_Given instruction_
Extract and list every line that contains the word "name".

----------------------------------------

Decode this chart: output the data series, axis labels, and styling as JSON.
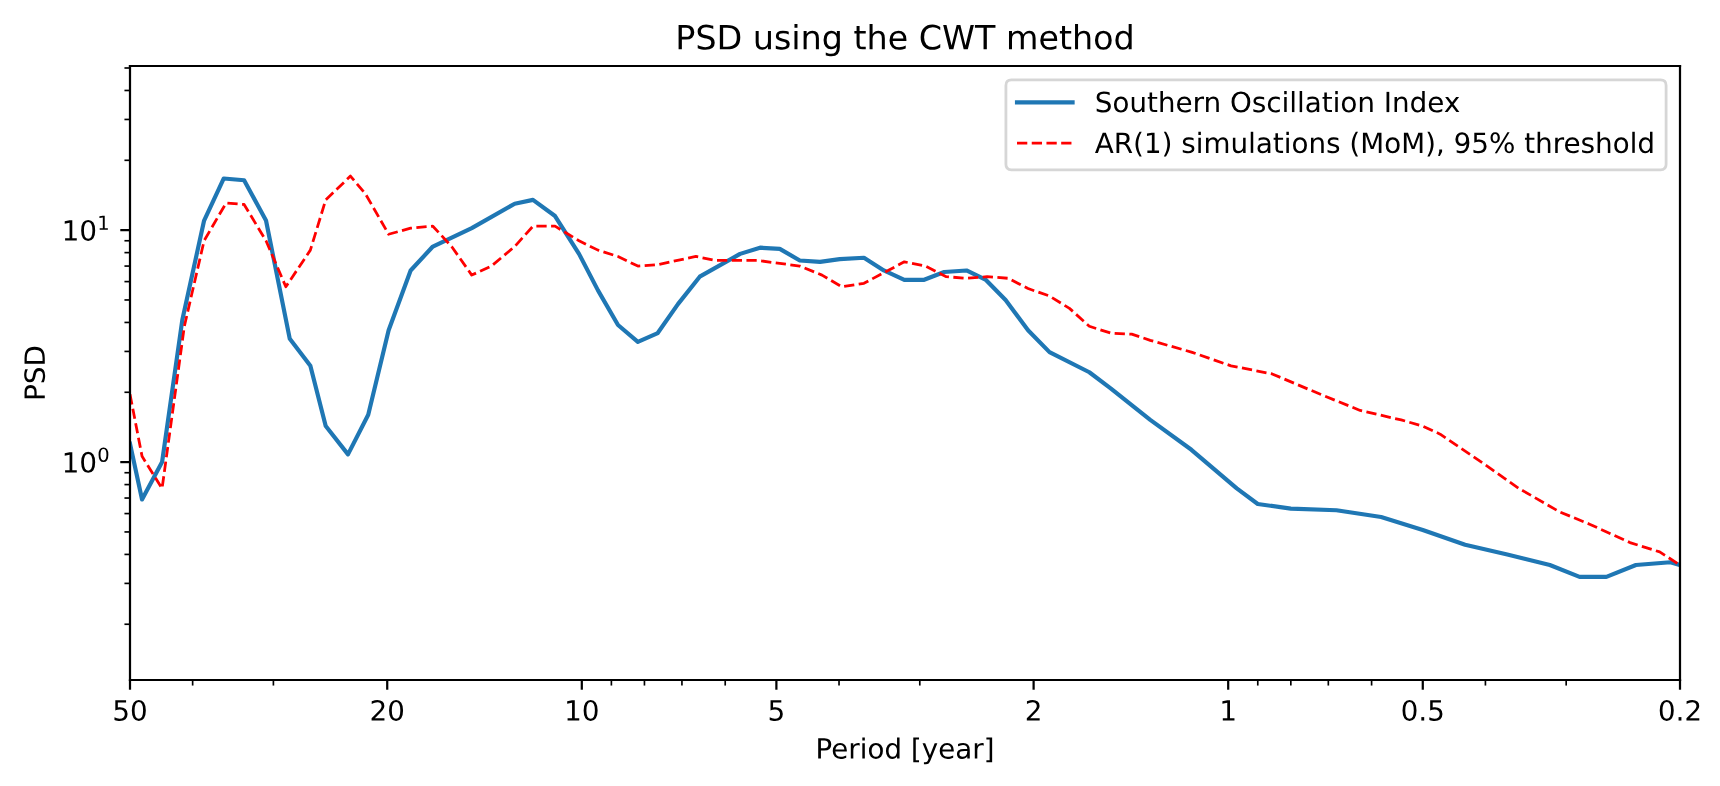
{
  "chart_data": {
    "type": "line",
    "title": "PSD using the CWT method",
    "xlabel": "Period [year]",
    "ylabel": "PSD",
    "log": "xy",
    "xlim": [
      50,
      0.2
    ],
    "xticks": [
      50,
      20,
      10,
      5,
      2,
      1,
      0.5,
      0.2
    ],
    "ylim": [
      0.115,
      51
    ],
    "yticks": [
      {
        "value": 1,
        "label": "10$^{0}$"
      },
      {
        "value": 10,
        "label": "10$^{1}$"
      }
    ],
    "legend": "top right",
    "grid": false,
    "series": [
      {
        "name": "Southern Oscillation Index",
        "color": "#1f77b4",
        "line_style": "solid",
        "x": [
          50,
          47.9,
          44.6,
          41.5,
          38.4,
          35.8,
          33.3,
          30.8,
          28.3,
          26.3,
          24.9,
          23.0,
          21.4,
          19.9,
          18.4,
          17.0,
          14.8,
          12.7,
          11.9,
          11.0,
          10.1,
          9.44,
          8.79,
          8.19,
          7.63,
          7.1,
          6.57,
          5.69,
          5.3,
          4.94,
          4.6,
          4.28,
          3.99,
          3.66,
          3.41,
          3.17,
          2.96,
          2.75,
          2.54,
          2.37,
          2.21,
          2.04,
          1.89,
          1.64,
          1.52,
          1.32,
          1.14,
          0.97,
          0.9,
          0.8,
          0.68,
          0.58,
          0.5,
          0.43,
          0.37,
          0.318,
          0.286,
          0.26,
          0.234,
          0.207,
          0.2
        ],
        "values": [
          1.2,
          0.69,
          1.0,
          4.1,
          11,
          16.7,
          16.4,
          11,
          3.4,
          2.6,
          1.43,
          1.08,
          1.6,
          3.7,
          6.7,
          8.5,
          10.2,
          13,
          13.5,
          11.5,
          7.9,
          5.5,
          3.9,
          3.3,
          3.6,
          4.8,
          6.3,
          7.9,
          8.4,
          8.3,
          7.4,
          7.3,
          7.5,
          7.6,
          6.7,
          6.1,
          6.1,
          6.6,
          6.7,
          6.1,
          5.0,
          3.7,
          2.98,
          2.44,
          2.08,
          1.52,
          1.13,
          0.77,
          0.66,
          0.63,
          0.62,
          0.58,
          0.51,
          0.44,
          0.4,
          0.36,
          0.32,
          0.32,
          0.36,
          0.37,
          0.36
        ]
      },
      {
        "name": "AR(1) simulations (MoM), 95% threshold",
        "color": "#ff0000",
        "line_style": "dashed",
        "x": [
          50,
          47.9,
          44.6,
          41.2,
          38.4,
          35.5,
          33.3,
          30.8,
          28.7,
          26.3,
          24.9,
          22.8,
          21.6,
          19.9,
          18.4,
          17.0,
          15.9,
          14.8,
          13.8,
          12.7,
          11.9,
          11.0,
          10.1,
          9.44,
          8.79,
          8.19,
          7.63,
          6.66,
          6.2,
          5.34,
          4.6,
          4.25,
          3.96,
          3.66,
          3.17,
          2.94,
          2.73,
          2.54,
          2.36,
          2.19,
          2.04,
          1.89,
          1.76,
          1.64,
          1.52,
          1.41,
          1.32,
          1.14,
          0.99,
          0.855,
          0.72,
          0.625,
          0.54,
          0.5,
          0.47,
          0.41,
          0.355,
          0.307,
          0.276,
          0.239,
          0.215,
          0.2
        ],
        "values": [
          1.96,
          1.06,
          0.77,
          3.85,
          9.0,
          13.1,
          12.9,
          9.0,
          5.7,
          8.2,
          13.5,
          17.1,
          14.3,
          9.6,
          10.2,
          10.4,
          8.5,
          6.4,
          7.0,
          8.5,
          10.4,
          10.4,
          9.0,
          8.2,
          7.7,
          7.0,
          7.1,
          7.7,
          7.4,
          7.4,
          7.0,
          6.4,
          5.7,
          5.9,
          7.3,
          7.0,
          6.3,
          6.2,
          6.3,
          6.2,
          5.6,
          5.2,
          4.6,
          3.85,
          3.6,
          3.56,
          3.35,
          2.98,
          2.6,
          2.4,
          1.96,
          1.67,
          1.52,
          1.43,
          1.32,
          1.02,
          0.77,
          0.61,
          0.54,
          0.45,
          0.41,
          0.36
        ]
      }
    ]
  }
}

----------------------------------------

_Full output_
        "name": "Southern Oscillation Index",
        "name": "AR(1) simulations (MoM), 95% threshold",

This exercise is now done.